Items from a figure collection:
※
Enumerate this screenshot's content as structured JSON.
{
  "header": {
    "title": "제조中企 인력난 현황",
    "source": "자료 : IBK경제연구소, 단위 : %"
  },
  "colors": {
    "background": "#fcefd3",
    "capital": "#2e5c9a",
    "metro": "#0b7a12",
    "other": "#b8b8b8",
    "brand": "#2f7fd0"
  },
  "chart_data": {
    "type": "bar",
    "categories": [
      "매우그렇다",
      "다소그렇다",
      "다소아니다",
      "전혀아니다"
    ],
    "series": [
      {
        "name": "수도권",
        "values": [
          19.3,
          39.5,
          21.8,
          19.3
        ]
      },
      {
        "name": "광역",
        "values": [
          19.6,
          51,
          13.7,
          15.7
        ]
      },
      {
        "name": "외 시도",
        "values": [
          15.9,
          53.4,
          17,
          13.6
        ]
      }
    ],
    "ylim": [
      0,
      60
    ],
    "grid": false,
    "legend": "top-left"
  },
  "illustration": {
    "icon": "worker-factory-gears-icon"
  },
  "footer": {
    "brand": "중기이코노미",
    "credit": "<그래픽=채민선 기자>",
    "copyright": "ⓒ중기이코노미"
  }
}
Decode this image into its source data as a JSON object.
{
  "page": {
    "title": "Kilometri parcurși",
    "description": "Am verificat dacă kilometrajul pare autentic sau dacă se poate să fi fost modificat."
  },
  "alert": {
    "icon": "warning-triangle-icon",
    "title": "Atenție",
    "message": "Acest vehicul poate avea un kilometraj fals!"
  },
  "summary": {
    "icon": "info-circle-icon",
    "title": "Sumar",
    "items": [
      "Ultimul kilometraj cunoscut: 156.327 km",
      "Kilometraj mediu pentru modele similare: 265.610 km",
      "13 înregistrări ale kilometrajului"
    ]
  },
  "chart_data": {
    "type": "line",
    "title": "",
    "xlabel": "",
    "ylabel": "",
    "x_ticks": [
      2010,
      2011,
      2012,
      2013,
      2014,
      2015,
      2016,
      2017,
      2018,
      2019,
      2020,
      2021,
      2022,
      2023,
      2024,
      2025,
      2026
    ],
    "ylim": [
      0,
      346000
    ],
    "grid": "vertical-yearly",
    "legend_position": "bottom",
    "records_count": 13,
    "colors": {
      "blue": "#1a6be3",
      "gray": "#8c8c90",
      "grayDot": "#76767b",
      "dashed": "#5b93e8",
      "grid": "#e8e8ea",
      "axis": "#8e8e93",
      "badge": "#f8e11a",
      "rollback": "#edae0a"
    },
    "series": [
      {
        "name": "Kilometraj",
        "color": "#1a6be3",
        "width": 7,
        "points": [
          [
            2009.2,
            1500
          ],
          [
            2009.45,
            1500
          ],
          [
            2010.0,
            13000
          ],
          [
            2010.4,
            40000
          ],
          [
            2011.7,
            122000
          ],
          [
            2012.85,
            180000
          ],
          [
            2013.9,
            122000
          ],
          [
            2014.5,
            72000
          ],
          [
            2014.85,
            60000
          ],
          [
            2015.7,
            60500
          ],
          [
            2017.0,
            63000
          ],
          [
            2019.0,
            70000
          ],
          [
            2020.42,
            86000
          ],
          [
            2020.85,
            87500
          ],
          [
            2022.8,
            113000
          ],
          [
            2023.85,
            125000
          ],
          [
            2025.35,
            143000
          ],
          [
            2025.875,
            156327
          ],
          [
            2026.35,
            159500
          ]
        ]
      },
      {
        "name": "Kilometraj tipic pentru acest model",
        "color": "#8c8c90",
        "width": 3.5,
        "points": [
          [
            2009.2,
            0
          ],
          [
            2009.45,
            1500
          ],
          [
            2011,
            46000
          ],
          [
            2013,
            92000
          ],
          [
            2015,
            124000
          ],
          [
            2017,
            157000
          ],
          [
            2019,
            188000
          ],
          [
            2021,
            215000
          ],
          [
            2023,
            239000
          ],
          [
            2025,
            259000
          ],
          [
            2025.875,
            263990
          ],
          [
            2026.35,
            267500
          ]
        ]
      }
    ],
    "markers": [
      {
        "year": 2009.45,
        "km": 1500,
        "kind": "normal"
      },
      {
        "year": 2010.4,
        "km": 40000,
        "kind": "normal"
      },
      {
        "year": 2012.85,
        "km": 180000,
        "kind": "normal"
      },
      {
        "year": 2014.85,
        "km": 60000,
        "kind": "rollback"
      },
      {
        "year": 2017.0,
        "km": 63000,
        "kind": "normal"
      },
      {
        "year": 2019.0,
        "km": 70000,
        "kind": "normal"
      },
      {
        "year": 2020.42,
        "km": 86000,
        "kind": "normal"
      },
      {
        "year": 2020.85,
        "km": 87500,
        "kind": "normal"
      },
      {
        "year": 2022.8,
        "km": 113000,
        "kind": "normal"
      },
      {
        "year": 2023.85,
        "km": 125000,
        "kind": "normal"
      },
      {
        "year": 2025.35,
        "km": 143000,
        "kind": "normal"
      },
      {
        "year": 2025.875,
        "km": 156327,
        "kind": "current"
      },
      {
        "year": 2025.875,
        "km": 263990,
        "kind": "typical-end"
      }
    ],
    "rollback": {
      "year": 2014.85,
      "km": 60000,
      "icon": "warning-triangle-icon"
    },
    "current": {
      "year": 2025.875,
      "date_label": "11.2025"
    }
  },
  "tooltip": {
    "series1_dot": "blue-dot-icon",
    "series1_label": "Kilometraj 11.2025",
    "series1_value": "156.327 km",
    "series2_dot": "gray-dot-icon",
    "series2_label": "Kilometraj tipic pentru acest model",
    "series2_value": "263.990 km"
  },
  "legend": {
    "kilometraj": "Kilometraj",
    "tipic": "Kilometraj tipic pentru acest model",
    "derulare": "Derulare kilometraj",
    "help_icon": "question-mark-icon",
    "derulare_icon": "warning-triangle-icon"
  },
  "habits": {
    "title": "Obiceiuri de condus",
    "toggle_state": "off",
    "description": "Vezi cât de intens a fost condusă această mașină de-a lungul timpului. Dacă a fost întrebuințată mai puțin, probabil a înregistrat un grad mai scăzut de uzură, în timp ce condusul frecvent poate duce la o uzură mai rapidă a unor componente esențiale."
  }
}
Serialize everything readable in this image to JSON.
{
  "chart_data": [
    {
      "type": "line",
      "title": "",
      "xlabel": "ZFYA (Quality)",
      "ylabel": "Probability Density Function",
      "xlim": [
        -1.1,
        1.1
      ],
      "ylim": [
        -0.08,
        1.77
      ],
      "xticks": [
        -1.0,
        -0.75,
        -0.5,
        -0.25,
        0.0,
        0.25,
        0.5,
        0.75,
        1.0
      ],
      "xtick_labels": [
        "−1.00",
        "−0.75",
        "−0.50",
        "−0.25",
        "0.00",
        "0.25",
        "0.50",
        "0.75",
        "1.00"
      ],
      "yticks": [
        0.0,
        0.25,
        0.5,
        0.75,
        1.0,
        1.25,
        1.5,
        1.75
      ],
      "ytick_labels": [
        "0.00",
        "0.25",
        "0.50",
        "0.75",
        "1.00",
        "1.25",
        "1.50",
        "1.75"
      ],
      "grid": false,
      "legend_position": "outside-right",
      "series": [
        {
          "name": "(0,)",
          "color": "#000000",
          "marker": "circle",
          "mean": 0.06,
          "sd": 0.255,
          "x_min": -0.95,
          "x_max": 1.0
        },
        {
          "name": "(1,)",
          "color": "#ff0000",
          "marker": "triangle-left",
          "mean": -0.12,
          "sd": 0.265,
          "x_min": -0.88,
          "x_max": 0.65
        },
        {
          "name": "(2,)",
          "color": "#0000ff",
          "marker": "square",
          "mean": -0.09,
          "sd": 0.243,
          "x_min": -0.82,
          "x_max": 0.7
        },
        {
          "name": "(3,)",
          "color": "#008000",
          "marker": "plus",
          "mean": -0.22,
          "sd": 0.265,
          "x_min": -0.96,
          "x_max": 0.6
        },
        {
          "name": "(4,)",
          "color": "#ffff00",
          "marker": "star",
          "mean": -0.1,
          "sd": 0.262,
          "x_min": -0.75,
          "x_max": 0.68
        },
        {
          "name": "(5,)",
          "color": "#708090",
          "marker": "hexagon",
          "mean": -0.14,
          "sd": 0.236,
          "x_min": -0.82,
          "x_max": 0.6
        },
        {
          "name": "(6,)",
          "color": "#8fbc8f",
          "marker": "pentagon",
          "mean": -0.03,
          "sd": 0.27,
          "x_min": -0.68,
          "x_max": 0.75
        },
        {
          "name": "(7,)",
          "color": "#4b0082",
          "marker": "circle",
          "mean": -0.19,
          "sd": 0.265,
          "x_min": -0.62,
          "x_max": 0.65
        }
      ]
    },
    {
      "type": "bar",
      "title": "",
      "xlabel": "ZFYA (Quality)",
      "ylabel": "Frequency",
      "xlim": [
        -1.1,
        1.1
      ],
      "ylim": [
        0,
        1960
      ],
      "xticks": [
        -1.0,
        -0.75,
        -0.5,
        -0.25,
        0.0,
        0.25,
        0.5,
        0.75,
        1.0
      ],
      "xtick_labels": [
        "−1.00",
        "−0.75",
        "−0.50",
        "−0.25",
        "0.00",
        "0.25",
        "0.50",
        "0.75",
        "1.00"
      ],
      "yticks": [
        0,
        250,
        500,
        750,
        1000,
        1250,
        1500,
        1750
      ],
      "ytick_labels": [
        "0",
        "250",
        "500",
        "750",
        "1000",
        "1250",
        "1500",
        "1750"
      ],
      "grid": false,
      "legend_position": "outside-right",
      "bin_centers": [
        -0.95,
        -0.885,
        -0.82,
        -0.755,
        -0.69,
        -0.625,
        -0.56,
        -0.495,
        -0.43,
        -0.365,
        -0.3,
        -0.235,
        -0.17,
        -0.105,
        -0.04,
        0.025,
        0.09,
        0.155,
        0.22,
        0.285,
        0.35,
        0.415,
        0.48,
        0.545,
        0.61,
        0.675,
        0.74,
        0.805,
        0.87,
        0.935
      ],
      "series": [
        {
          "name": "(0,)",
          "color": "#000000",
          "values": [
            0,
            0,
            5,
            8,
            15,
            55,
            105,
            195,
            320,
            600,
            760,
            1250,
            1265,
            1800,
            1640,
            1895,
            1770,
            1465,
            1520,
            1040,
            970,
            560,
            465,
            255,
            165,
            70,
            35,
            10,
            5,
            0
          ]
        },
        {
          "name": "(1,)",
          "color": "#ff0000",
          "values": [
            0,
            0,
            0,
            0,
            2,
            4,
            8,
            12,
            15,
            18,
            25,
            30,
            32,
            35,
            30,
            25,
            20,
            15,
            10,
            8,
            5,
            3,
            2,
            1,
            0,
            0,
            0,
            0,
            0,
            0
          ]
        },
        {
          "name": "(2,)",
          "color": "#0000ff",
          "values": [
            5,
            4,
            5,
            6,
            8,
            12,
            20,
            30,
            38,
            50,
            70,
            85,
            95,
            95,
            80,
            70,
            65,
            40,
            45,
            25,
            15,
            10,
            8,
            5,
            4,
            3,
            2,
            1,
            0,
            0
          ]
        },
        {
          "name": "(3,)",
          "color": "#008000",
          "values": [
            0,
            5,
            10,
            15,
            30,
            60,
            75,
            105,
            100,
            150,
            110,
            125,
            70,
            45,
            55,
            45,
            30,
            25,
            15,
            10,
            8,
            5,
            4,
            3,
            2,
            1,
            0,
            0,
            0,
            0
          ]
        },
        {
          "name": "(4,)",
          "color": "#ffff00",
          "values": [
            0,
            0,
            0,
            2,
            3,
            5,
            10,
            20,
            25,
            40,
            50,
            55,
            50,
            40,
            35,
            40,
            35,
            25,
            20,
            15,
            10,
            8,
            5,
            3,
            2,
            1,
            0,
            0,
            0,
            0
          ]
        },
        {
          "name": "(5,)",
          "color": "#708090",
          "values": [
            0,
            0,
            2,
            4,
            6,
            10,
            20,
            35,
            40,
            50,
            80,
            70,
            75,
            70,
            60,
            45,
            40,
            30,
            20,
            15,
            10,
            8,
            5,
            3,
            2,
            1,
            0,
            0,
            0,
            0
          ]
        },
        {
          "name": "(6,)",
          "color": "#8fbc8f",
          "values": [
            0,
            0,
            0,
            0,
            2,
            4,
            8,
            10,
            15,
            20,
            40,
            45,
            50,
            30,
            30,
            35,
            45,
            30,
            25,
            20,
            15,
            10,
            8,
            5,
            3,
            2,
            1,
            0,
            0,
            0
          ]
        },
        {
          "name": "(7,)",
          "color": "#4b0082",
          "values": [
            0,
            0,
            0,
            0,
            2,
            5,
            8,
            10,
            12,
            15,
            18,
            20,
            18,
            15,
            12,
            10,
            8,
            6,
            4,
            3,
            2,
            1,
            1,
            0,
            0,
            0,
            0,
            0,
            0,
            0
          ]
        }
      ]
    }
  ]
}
※
> **WORK REQUIRED**: Your task is to list each line of the records with the word "left".

> **ANSWER FOR THIS EXERCISE**:
    "legend": "top-left"
          "marker": "triangle-left",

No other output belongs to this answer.